### Provided records
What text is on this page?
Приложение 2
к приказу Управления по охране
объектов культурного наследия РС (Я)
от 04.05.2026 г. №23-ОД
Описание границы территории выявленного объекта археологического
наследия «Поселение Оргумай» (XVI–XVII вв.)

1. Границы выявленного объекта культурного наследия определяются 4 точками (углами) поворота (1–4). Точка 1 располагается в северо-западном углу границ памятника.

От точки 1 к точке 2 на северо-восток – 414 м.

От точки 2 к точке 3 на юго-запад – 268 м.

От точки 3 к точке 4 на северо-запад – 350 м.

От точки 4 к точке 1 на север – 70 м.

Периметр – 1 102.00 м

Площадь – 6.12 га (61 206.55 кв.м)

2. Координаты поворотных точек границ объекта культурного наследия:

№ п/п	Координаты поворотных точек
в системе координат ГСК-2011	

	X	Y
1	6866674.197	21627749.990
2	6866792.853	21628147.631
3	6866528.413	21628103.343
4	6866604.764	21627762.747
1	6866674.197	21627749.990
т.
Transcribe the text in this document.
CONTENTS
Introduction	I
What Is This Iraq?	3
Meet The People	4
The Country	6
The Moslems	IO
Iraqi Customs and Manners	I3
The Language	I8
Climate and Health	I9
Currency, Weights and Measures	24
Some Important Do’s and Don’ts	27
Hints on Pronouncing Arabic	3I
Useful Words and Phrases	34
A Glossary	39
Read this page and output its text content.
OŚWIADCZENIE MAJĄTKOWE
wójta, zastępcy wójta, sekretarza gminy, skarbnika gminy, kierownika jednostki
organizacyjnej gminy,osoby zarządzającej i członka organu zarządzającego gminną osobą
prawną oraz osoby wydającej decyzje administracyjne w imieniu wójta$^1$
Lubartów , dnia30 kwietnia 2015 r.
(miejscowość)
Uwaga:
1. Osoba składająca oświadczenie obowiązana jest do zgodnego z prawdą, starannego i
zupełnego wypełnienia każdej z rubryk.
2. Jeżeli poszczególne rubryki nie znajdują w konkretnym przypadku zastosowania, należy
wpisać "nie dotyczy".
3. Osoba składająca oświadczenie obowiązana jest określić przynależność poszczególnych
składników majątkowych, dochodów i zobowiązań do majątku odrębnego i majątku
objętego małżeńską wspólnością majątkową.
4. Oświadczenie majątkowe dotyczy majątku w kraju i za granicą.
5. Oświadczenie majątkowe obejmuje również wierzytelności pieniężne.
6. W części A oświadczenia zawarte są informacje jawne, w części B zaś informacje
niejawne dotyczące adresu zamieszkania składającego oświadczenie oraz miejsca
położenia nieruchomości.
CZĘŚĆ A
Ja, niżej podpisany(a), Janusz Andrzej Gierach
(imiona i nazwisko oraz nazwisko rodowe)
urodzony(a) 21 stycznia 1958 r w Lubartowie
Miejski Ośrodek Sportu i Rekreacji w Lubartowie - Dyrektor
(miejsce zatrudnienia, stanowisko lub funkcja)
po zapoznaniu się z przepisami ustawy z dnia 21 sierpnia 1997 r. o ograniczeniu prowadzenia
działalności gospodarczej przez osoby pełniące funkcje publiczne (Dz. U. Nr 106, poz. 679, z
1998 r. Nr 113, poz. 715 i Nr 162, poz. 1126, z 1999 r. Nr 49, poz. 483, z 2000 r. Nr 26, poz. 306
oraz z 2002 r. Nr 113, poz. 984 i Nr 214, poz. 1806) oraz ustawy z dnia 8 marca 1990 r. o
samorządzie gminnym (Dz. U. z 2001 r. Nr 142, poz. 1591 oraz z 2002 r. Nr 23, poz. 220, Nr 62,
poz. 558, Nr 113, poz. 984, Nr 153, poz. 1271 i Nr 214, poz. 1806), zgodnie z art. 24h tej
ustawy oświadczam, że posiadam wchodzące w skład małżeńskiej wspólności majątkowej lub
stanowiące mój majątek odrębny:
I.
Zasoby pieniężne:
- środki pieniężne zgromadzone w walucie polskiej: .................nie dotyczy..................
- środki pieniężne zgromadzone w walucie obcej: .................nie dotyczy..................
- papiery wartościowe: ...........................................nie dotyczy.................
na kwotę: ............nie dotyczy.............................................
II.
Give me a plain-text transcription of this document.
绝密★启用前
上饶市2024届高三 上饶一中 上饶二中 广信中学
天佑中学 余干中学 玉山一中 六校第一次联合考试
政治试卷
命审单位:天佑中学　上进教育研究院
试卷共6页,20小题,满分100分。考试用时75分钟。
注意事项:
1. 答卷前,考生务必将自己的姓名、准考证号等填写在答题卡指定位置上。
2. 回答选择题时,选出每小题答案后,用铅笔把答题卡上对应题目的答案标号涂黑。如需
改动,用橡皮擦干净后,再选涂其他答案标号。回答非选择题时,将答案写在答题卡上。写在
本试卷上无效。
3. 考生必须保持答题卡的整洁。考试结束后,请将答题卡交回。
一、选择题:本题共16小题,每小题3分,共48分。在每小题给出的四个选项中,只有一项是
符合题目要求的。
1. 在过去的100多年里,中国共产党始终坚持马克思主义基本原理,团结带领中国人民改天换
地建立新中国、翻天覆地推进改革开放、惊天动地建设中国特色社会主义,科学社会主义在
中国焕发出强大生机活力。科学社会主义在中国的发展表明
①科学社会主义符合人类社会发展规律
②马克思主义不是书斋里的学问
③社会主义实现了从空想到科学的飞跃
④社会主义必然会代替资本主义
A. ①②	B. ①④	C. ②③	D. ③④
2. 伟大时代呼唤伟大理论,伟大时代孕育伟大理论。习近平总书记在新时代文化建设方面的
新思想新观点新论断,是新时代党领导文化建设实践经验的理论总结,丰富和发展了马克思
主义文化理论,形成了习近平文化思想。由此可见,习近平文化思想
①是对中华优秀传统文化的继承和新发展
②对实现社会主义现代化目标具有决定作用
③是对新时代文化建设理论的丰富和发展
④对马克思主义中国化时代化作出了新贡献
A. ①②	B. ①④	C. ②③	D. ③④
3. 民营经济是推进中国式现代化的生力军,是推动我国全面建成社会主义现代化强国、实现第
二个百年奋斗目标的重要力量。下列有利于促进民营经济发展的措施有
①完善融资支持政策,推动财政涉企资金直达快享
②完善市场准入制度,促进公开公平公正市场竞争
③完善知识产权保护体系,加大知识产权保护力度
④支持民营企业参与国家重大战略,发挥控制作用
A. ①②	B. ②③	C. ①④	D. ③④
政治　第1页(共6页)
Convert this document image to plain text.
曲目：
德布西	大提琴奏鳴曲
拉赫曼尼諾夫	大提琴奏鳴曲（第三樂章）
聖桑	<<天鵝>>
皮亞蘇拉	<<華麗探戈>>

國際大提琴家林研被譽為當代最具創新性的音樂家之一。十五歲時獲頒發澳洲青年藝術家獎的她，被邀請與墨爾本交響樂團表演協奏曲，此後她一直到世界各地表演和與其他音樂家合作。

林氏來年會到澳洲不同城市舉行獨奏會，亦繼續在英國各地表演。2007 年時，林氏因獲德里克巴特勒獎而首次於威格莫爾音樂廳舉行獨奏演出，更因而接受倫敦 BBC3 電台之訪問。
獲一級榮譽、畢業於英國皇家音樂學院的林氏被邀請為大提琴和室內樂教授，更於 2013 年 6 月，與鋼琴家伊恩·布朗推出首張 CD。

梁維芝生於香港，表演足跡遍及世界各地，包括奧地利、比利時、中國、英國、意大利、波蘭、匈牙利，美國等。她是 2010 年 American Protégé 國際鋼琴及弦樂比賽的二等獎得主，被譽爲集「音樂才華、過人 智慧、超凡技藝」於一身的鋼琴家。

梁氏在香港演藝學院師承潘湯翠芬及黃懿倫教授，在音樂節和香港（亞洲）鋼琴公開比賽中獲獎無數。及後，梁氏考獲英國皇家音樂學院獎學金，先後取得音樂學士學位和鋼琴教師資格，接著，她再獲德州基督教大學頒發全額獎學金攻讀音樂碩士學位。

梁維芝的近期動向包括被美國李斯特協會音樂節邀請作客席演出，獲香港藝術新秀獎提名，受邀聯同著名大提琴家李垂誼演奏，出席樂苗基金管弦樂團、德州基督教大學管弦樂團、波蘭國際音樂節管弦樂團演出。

### What is expected
In the data above, how many lines contain the string "text"? Answer with the number only.

### Output for this exercise
5